Given problem = Output the entries verbatim, including every line.

Stored entries =
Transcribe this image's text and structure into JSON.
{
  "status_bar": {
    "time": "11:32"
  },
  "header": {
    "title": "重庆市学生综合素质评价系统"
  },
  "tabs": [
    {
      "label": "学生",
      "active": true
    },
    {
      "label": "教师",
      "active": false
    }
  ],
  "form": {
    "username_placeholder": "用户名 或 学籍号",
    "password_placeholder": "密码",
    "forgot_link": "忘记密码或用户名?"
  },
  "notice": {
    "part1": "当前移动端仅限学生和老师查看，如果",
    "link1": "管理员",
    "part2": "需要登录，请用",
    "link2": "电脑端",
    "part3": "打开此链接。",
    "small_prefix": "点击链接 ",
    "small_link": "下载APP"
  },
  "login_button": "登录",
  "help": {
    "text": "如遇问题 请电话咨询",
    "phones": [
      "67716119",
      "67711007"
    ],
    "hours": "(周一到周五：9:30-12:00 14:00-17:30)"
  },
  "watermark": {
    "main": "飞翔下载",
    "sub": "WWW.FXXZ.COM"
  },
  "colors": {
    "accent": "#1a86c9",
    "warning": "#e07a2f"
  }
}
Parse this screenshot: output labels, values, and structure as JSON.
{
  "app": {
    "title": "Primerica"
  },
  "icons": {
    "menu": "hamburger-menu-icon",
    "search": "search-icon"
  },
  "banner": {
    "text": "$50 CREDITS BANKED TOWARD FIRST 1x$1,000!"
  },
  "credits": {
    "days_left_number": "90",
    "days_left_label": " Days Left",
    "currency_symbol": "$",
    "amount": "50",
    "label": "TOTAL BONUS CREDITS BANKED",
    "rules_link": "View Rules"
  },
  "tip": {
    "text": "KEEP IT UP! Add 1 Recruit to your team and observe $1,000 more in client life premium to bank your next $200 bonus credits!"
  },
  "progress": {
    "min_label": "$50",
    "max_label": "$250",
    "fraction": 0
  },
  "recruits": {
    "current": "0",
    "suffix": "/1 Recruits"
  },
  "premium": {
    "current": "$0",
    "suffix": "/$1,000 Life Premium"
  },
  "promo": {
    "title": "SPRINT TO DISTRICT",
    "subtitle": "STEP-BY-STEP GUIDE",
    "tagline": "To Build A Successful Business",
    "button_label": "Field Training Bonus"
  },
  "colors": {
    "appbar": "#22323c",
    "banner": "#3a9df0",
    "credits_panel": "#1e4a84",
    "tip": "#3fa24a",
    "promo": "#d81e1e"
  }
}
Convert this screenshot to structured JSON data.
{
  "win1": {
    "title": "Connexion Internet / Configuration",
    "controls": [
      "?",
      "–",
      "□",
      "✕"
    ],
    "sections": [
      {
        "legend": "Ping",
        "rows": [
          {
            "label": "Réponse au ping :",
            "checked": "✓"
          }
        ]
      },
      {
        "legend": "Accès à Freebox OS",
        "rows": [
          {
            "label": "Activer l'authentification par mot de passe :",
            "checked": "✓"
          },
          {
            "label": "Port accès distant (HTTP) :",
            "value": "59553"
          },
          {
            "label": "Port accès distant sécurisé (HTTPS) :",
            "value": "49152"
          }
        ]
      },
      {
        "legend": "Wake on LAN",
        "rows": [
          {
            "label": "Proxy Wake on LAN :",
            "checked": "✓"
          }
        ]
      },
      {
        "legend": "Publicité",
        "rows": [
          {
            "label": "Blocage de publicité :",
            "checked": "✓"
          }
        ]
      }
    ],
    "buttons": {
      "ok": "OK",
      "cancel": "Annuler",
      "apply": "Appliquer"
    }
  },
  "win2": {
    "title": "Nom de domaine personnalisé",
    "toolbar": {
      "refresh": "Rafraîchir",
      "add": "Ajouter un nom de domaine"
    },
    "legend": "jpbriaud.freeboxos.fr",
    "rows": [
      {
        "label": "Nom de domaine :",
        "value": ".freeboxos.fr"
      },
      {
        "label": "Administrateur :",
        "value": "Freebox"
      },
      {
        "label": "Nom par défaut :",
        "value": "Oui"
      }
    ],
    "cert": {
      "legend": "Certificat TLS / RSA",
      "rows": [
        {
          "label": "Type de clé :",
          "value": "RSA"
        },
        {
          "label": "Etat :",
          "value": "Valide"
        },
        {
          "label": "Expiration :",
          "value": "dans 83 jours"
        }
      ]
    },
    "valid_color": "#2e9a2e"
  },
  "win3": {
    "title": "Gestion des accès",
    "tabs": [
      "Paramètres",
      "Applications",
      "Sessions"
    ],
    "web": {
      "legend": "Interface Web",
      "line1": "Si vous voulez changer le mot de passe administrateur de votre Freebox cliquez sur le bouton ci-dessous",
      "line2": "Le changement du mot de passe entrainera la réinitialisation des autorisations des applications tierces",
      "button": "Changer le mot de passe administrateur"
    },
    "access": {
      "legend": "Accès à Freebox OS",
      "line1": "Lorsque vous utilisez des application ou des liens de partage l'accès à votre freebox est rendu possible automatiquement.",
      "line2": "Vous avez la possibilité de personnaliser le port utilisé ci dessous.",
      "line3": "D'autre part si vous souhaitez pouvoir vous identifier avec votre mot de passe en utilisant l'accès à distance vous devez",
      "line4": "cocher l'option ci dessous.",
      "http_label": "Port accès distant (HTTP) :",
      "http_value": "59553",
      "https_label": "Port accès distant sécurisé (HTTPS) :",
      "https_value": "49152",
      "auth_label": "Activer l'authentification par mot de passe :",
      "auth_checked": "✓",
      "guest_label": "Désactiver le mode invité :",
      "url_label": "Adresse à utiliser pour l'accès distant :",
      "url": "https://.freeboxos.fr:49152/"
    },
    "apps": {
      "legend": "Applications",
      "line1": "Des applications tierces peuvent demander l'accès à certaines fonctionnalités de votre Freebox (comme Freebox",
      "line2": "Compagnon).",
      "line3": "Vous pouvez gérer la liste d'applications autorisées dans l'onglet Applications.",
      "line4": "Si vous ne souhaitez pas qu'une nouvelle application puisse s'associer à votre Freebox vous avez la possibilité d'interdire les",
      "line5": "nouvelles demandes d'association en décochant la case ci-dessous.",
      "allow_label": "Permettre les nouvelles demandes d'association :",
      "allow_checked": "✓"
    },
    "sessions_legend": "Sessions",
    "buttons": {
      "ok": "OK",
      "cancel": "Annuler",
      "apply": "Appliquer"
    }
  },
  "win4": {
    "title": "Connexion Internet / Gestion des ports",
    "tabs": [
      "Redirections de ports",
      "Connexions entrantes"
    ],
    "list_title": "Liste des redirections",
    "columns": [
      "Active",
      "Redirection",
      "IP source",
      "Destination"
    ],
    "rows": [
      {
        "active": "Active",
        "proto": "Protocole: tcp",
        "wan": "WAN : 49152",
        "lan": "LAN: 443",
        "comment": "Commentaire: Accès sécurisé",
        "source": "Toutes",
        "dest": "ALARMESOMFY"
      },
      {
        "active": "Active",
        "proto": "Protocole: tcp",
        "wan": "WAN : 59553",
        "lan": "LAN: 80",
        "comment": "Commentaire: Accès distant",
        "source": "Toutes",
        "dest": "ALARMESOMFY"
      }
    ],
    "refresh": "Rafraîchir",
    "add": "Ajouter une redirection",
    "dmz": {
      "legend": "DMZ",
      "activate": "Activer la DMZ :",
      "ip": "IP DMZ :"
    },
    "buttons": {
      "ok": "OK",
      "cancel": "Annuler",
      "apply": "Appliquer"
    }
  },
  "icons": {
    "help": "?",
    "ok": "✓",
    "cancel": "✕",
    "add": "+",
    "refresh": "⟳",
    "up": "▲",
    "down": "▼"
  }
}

Output of the exercise =
Transcribe this image's text and structure into JSON.
{
  "status_bar": {
    "time": "11:32"
  },
  "header": {
    "title": "重庆市学生综合素质评价系统"
  },
  "tabs": [
    {
      "label": "学生",
      "active": true
    },
    {
      "label": "教师",
      "active": false
    }
  ],
  "form": {
    "username_placeholder": "用户名 或 学籍号",
    "password_placeholder": "密码",
    "forgot_link": "忘记密码或用户名?"
  },
  "notice": {
    "part1": "当前移动端仅限学生和老师查看，如果",
    "link1": "管理员",
    "part2": "需要登录，请用",
    "link2": "电脑端",
    "part3": "打开此链接。",
    "small_prefix": "点击链接 ",
    "small_link": "下载APP"
  },
  "login_button": "登录",
  "help": {
    "text": "如遇问题 请电话咨询",
    "phones": [
      "67716119",
      "67711007"
    ],
    "hours": "(周一到周五：9:30-12:00 14:00-17:30)"
  },
  "watermark": {
    "main": "飞翔下载",
    "sub": "WWW.FXXZ.COM"
  },
  "colors": {
    "accent": "#1a86c9",
    "warning": "#e07a2f"
  }
}
Parse this screenshot: output labels, values, and structure as JSON.
{
  "app": {
    "title": "Primerica"
  },
  "icons": {
    "menu": "hamburger-menu-icon",
    "search": "search-icon"
  },
  "banner": {
    "text": "$50 CREDITS BANKED TOWARD FIRST 1x$1,000!"
  },
  "credits": {
    "days_left_number": "90",
    "days_left_label": " Days Left",
    "currency_symbol": "$",
    "amount": "50",
    "label": "TOTAL BONUS CREDITS BANKED",
    "rules_link": "View Rules"
  },
  "tip": {
    "text": "KEEP IT UP! Add 1 Recruit to your team and observe $1,000 more in client life premium to bank your next $200 bonus credits!"
  },
  "progress": {
    "min_label": "$50",
    "max_label": "$250",
    "fraction": 0
  },
  "recruits": {
    "current": "0",
    "suffix": "/1 Recruits"
  },
  "premium": {
    "current": "$0",
    "suffix": "/$1,000 Life Premium"
  },
  "promo": {
    "title": "SPRINT TO DISTRICT",
    "subtitle": "STEP-BY-STEP GUIDE",
    "tagline": "To Build A Successful Business",
    "button_label": "Field Training Bonus"
  },
  "colors": {
    "appbar": "#22323c",
    "banner": "#3a9df0",
    "credits_panel": "#1e4a84",
    "tip": "#3fa24a",
    "promo": "#d81e1e"
  }
}
Convert this screenshot to structured JSON data.
{
  "win1": {
    "title": "Connexion Internet / Configuration",
    "controls": [
      "?",
      "–",
      "□",
      "✕"
    ],
    "sections": [
      {
        "legend": "Ping",
        "rows": [
          {
            "label": "Réponse au ping :",
            "checked": "✓"
          }
        ]
      },
      {
        "legend": "Accès à Freebox OS",
        "rows": [
          {
            "label": "Activer l'authentification par mot de passe :",
            "checked": "✓"
          },
          {
            "label": "Port accès distant (HTTP) :",
            "value": "59553"
          },
          {
            "label": "Port accès distant sécurisé (HTTPS) :",
            "value": "49152"
          }
        ]
      },
      {
        "legend": "Wake on LAN",
        "rows": [
          {
            "label": "Proxy Wake on LAN :",
            "checked": "✓"
          }
        ]
      },
      {
        "legend": "Publicité",
        "rows": [
          {
            "label": "Blocage de publicité :",
            "checked": "✓"
          }
        ]
      }
    ],
    "buttons": {
      "ok": "OK",
      "cancel": "Annuler",
      "apply": "Appliquer"
    }
  },
  "win2": {
    "title": "Nom de domaine personnalisé",
    "toolbar": {
      "refresh": "Rafraîchir",
      "add": "Ajouter un nom de domaine"
    },
    "legend": "jpbriaud.freeboxos.fr",
    "rows": [
      {
        "label": "Nom de domaine :",
        "value": ".freeboxos.fr"
      },
      {
        "label": "Administrateur :",
        "value": "Freebox"
      },
      {
        "label": "Nom par défaut :",
        "value": "Oui"
      }
    ],
    "cert": {
      "legend": "Certificat TLS / RSA",
      "rows": [
        {
          "label": "Type de clé :",
          "value": "RSA"
        },
        {
          "label": "Etat :",
          "value": "Valide"
        },
        {
          "label": "Expiration :",
          "value": "dans 83 jours"
        }
      ]
    },
    "valid_color": "#2e9a2e"
  },
  "win3": {
    "title": "Gestion des accès",
    "tabs": [
      "Paramètres",
      "Applications",
      "Sessions"
    ],
    "web": {
      "legend": "Interface Web",
      "line1": "Si vous voulez changer le mot de passe administrateur de votre Freebox cliquez sur le bouton ci-dessous",
      "line2": "Le changement du mot de passe entrainera la réinitialisation des autorisations des applications tierces",
      "button": "Changer le mot de passe administrateur"
    },
    "access": {
      "legend": "Accès à Freebox OS",
      "line1": "Lorsque vous utilisez des application ou des liens de partage l'accès à votre freebox est rendu possible automatiquement.",
      "line2": "Vous avez la possibilité de personnaliser le port utilisé ci dessous.",
      "line3": "D'autre part si vous souhaitez pouvoir vous identifier avec votre mot de passe en utilisant l'accès à distance vous devez",
      "line4": "cocher l'option ci dessous.",
      "http_label": "Port accès distant (HTTP) :",
      "http_value": "59553",
      "https_label": "Port accès distant sécurisé (HTTPS) :",
      "https_value": "49152",
      "auth_label": "Activer l'authentification par mot de passe :",
      "auth_checked": "✓",
      "guest_label": "Désactiver le mode invité :",
      "url_label": "Adresse à utiliser pour l'accès distant :",
      "url": "https://.freeboxos.fr:49152/"
    },
    "apps": {
      "legend": "Applications",
      "line1": "Des applications tierces peuvent demander l'accès à certaines fonctionnalités de votre Freebox (comme Freebox",
      "line2": "Compagnon).",
      "line3": "Vous pouvez gérer la liste d'applications autorisées dans l'onglet Applications.",
      "line4": "Si vous ne souhaitez pas qu'une nouvelle application puisse s'associer à votre Freebox vous avez la possibilité d'interdire les",
      "line5": "nouvelles demandes d'association en décochant la case ci-dessous.",
      "allow_label": "Permettre les nouvelles demandes d'association :",
      "allow_checked": "✓"
    },
    "sessions_legend": "Sessions",
    "buttons": {
      "ok": "OK",
      "cancel": "Annuler",
      "apply": "Appliquer"
    }
  },
  "win4": {
    "title": "Connexion Internet / Gestion des ports",
    "tabs": [
      "Redirections de ports",
      "Connexions entrantes"
    ],
    "list_title": "Liste des redirections",
    "columns": [
      "Active",
      "Redirection",
      "IP source",
      "Destination"
    ],
    "rows": [
      {
        "active": "Active",
        "proto": "Protocole: tcp",
        "wan": "WAN : 49152",
        "lan": "LAN: 443",
        "comment": "Commentaire: Accès sécurisé",
        "source": "Toutes",
        "dest": "ALARMESOMFY"
      },
      {
        "active": "Active",
        "proto": "Protocole: tcp",
        "wan": "WAN : 59553",
        "lan": "LAN: 80",
        "comment": "Commentaire: Accès distant",
        "source": "Toutes",
        "dest": "ALARMESOMFY"
      }
    ],
    "refresh": "Rafraîchir",
    "add": "Ajouter une redirection",
    "dmz": {
      "legend": "DMZ",
      "activate": "Activer la DMZ :",
      "ip": "IP DMZ :"
    },
    "buttons": {
      "ok": "OK",
      "cancel": "Annuler",
      "apply": "Appliquer"
    }
  },
  "icons": {
    "help": "?",
    "ok": "✓",
    "cancel": "✕",
    "add": "+",
    "refresh": "⟳",
    "up": "▲",
    "down": "▼"
  }
}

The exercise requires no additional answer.